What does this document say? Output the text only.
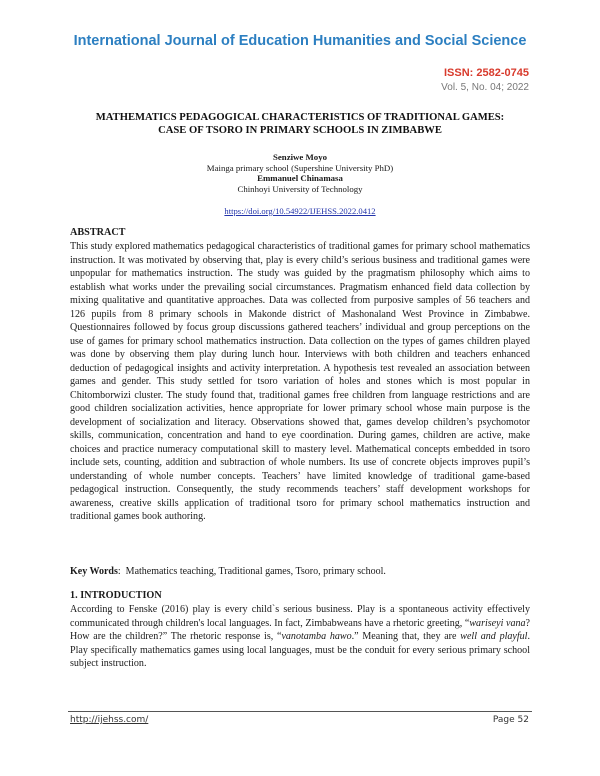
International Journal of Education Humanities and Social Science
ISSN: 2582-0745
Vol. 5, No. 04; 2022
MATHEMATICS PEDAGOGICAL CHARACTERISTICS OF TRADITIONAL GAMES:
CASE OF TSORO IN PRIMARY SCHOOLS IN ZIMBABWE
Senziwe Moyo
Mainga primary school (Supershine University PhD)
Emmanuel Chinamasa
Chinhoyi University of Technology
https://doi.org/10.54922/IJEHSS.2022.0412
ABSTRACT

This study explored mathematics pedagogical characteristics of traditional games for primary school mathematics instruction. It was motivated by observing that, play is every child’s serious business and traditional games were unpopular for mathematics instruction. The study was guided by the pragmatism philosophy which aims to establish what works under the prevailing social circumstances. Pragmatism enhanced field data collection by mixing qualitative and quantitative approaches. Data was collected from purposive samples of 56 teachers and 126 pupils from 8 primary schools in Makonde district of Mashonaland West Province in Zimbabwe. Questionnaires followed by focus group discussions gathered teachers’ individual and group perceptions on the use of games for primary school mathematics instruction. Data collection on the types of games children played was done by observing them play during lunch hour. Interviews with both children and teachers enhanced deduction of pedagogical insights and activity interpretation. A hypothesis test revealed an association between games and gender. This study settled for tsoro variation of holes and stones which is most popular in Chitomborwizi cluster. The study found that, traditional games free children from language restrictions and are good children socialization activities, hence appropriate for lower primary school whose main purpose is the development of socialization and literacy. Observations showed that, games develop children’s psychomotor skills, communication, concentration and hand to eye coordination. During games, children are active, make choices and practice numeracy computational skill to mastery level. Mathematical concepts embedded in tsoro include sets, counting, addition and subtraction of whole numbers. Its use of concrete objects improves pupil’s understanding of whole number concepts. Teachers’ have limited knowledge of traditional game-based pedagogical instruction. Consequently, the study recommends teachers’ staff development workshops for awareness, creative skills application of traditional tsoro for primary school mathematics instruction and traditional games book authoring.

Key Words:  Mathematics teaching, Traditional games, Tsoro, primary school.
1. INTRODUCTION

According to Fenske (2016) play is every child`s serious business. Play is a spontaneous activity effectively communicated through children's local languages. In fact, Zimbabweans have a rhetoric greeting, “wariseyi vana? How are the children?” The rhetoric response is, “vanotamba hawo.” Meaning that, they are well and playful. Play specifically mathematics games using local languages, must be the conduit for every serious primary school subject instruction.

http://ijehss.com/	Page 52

○ ○ ○

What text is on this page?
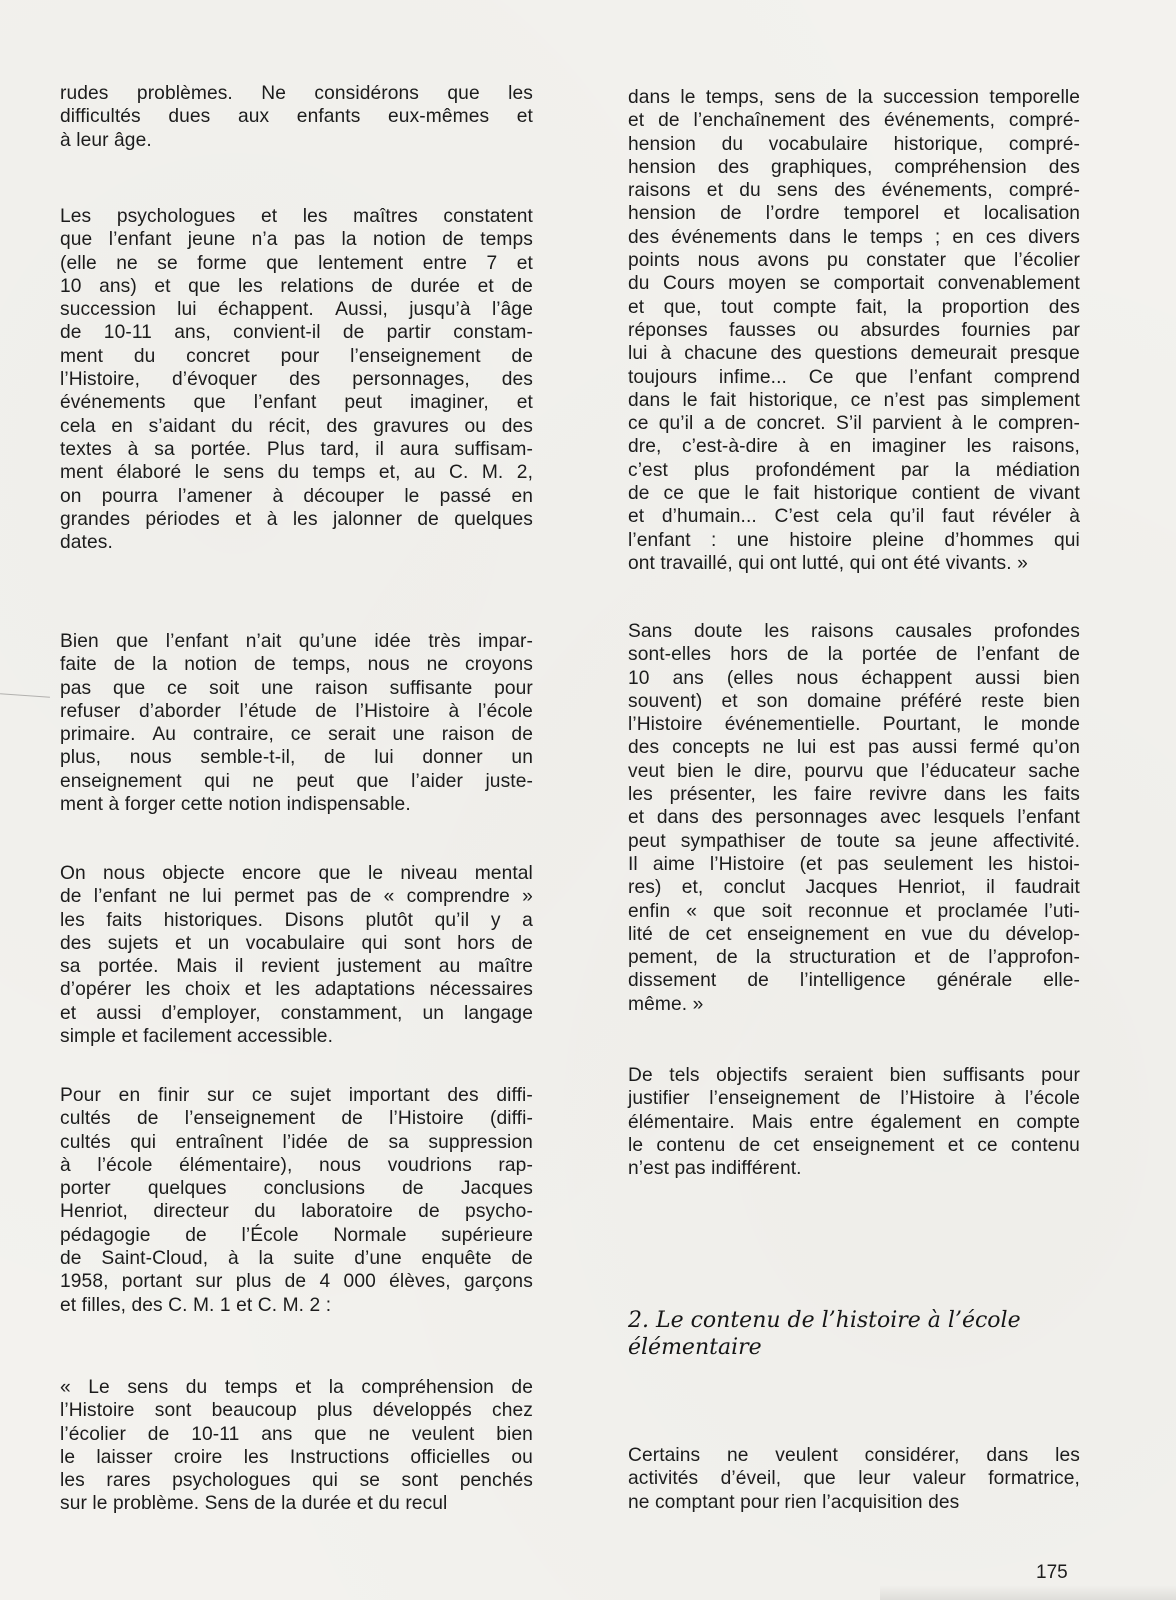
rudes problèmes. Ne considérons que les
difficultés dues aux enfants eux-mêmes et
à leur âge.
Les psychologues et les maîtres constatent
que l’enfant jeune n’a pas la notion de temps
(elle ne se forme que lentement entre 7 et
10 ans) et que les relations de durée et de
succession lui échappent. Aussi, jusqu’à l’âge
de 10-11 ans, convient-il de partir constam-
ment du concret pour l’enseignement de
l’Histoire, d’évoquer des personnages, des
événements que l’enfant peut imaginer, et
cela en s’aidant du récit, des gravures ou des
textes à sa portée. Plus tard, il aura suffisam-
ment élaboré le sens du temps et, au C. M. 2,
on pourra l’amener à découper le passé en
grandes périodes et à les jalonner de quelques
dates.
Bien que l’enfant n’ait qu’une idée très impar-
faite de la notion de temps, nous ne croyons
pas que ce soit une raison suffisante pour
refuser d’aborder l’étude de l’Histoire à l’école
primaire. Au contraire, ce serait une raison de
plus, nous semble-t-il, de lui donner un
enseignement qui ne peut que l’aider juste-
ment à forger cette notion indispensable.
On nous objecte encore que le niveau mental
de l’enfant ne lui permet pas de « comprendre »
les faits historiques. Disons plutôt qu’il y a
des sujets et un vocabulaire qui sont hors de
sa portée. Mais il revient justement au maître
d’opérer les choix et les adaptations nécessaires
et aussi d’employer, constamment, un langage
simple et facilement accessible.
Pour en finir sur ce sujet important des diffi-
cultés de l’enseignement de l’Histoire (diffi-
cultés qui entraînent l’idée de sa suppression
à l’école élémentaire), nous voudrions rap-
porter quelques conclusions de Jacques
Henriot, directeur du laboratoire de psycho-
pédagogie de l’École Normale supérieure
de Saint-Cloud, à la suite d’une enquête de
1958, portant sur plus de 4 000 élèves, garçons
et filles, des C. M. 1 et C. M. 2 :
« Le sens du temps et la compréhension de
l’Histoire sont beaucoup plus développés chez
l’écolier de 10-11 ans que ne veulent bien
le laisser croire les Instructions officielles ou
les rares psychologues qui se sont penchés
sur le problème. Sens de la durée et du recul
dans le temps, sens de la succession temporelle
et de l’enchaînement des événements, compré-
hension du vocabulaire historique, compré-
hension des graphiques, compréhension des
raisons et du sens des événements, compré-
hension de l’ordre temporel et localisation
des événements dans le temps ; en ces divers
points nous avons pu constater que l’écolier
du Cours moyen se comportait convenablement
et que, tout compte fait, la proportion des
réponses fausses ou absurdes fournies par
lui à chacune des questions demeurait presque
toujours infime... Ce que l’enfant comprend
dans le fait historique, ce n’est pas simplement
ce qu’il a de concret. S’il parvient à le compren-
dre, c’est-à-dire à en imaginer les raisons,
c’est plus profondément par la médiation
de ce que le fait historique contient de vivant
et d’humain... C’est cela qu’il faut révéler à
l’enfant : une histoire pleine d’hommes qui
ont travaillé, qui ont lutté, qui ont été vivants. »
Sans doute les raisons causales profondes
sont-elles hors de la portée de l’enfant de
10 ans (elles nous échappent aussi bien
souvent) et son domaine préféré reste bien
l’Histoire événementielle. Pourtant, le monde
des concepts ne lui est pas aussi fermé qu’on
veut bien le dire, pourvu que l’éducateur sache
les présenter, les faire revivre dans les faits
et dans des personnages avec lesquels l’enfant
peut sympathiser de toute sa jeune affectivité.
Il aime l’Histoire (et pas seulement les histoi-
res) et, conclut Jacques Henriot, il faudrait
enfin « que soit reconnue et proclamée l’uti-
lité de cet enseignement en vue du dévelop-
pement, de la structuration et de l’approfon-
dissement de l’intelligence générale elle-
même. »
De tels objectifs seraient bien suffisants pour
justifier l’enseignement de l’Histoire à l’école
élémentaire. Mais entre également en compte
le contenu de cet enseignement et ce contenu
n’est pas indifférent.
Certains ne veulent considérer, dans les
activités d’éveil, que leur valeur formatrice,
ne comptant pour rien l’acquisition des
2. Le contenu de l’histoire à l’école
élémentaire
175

○ ○ ○

Task objective —
Only the number is wanted: how many lines of these entries contain the string "contenu"?

Answer to the task —
2